## EXERCISE
Output every entry exactly, from the first line to the last.

## EXTRACTED RECORDS
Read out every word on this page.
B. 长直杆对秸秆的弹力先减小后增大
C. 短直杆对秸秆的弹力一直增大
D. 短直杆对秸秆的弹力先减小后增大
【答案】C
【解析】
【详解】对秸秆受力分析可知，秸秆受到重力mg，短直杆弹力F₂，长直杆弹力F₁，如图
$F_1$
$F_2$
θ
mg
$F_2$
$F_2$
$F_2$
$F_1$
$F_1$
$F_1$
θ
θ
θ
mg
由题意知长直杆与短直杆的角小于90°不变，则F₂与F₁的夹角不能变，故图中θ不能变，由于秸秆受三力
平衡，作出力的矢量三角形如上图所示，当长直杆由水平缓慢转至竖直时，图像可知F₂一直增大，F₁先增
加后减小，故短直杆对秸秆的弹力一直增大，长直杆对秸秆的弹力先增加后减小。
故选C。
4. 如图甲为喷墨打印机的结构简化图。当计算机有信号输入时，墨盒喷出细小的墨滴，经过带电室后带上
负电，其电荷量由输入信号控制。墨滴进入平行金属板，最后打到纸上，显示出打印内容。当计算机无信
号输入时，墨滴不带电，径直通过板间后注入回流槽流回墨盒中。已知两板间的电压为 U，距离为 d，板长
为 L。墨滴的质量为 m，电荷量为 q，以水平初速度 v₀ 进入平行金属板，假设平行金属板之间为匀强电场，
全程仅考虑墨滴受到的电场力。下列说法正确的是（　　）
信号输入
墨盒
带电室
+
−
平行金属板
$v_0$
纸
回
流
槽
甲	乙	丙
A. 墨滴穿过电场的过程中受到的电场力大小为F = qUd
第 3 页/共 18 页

## FINISHED EXERCISE
Read out every word on this page.
B. 长直杆对秸秆的弹力先减小后增大
C. 短直杆对秸秆的弹力一直增大
D. 短直杆对秸秆的弹力先减小后增大
【答案】C
【解析】
【详解】对秸秆受力分析可知，秸秆受到重力mg，短直杆弹力F₂，长直杆弹力F₁，如图
$F_1$
$F_2$
θ
mg
$F_2$
$F_2$
$F_2$
$F_1$
$F_1$
$F_1$
θ
θ
θ
mg
由题意知长直杆与短直杆的角小于90°不变，则F₂与F₁的夹角不能变，故图中θ不能变，由于秸秆受三力
平衡，作出力的矢量三角形如上图所示，当长直杆由水平缓慢转至竖直时，图像可知F₂一直增大，F₁先增
加后减小，故短直杆对秸秆的弹力一直增大，长直杆对秸秆的弹力先增加后减小。
故选C。
4. 如图甲为喷墨打印机的结构简化图。当计算机有信号输入时，墨盒喷出细小的墨滴，经过带电室后带上
负电，其电荷量由输入信号控制。墨滴进入平行金属板，最后打到纸上，显示出打印内容。当计算机无信
号输入时，墨滴不带电，径直通过板间后注入回流槽流回墨盒中。已知两板间的电压为 U，距离为 d，板长
为 L。墨滴的质量为 m，电荷量为 q，以水平初速度 v₀ 进入平行金属板，假设平行金属板之间为匀强电场，
全程仅考虑墨滴受到的电场力。下列说法正确的是（　　）
信号输入
墨盒
带电室
+
−
平行金属板
$v_0$
纸
回
流
槽
甲	乙	丙
A. 墨滴穿过电场的过程中受到的电场力大小为F = qUd
第 3 页/共 18 页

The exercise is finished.